[Data excerpts]
======
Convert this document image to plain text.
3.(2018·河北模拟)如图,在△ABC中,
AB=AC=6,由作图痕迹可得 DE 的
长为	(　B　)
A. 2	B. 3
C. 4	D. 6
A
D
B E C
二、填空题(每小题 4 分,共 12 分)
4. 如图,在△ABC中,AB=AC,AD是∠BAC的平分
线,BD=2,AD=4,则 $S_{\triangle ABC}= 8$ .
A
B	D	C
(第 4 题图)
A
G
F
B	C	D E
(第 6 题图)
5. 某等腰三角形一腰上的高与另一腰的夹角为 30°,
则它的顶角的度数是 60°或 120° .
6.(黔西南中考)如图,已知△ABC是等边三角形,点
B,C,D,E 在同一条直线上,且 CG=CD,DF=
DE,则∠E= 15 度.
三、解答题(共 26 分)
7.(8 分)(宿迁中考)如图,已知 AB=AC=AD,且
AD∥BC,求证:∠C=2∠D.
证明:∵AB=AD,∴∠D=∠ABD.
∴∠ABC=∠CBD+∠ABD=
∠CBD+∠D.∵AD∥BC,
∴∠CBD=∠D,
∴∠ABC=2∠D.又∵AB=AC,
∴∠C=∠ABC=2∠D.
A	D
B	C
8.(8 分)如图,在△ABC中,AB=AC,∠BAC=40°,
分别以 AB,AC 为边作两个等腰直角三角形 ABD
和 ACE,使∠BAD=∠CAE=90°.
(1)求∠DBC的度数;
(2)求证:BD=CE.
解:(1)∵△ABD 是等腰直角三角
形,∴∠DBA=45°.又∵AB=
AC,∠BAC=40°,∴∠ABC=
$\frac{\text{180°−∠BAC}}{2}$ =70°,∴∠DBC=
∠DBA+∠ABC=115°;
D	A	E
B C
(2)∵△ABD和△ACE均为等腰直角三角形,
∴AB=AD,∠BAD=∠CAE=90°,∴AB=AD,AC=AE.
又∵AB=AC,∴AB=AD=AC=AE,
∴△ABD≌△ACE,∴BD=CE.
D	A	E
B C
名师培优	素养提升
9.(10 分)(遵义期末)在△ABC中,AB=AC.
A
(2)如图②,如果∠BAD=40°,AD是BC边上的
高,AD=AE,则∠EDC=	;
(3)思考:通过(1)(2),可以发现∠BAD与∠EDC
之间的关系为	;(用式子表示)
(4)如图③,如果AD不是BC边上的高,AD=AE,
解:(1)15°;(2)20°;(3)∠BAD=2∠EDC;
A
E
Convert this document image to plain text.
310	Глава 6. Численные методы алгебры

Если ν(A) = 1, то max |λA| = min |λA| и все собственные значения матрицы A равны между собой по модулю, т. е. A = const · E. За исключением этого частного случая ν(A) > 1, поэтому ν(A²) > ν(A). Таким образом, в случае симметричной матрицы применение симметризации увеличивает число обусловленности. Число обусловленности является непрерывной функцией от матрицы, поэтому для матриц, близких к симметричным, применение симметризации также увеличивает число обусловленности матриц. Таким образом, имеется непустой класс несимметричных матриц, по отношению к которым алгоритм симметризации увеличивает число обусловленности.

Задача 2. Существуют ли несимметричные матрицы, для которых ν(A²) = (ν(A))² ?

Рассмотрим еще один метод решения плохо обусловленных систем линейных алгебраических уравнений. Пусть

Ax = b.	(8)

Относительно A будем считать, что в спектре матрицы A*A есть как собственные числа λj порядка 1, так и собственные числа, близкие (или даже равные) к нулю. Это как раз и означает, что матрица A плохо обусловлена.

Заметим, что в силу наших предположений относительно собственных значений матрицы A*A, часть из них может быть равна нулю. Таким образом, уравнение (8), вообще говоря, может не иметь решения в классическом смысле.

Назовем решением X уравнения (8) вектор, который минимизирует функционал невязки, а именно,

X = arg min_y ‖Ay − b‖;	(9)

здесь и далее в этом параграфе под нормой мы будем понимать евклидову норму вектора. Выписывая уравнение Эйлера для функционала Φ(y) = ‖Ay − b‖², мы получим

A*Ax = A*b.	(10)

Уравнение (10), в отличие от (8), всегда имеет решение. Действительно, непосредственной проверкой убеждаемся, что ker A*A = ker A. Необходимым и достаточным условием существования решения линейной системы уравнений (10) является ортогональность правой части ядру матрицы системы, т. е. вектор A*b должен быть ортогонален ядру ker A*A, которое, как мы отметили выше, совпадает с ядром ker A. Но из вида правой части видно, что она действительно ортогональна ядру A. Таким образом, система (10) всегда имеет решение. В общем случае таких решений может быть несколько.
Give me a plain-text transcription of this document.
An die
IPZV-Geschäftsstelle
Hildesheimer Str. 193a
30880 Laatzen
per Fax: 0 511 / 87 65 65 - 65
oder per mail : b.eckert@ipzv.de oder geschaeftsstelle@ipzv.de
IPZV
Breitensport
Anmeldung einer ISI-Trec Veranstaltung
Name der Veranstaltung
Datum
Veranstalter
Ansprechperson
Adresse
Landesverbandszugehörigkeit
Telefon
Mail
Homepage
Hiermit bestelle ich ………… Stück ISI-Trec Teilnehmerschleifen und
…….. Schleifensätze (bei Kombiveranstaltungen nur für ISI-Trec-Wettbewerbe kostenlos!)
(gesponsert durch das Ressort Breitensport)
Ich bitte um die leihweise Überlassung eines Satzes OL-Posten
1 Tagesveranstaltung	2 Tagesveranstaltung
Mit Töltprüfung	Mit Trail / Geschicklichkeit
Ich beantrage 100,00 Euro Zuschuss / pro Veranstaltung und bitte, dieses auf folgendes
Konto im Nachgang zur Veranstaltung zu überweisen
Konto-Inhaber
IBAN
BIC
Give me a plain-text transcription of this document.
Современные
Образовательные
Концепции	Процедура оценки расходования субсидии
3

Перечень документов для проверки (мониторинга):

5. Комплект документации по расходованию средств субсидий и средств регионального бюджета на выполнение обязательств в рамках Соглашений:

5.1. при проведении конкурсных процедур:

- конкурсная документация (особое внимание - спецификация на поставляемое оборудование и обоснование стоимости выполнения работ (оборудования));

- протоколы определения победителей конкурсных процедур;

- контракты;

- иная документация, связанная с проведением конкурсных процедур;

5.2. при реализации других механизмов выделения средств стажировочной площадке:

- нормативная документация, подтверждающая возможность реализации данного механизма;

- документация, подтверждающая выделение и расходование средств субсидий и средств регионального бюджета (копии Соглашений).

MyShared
======
Identify lines with the string "решения". Copy each one.

The completed task:
Рассмотрим еще один метод решения плохо обусловленных систем линейных алгебраических уравнений. Пусть
Заметим, что в силу наших предположений относительно собственных значений матрицы A*A, часть из них может быть равна нулю. Таким образом, уравнение (8), вообще говоря, может не иметь решения в классическом смысле.
Уравнение (10), в отличие от (8), всегда имеет решение. Действительно, непосредственной проверкой убеждаемся, что ker A*A = ker A. Необходимым и достаточным условием существования решения линейной системы уравнений (10) является ортогональность правой части ядру матрицы системы, т. е. вектор A*b должен быть ортогонален ядру ker A*A, которое, как мы отметили выше, совпадает с ядром ker A. Но из вида правой части видно, что она действительно ортогональна ядру A. Таким образом, система (10) всегда имеет решение. В общем случае таких решений может быть несколько.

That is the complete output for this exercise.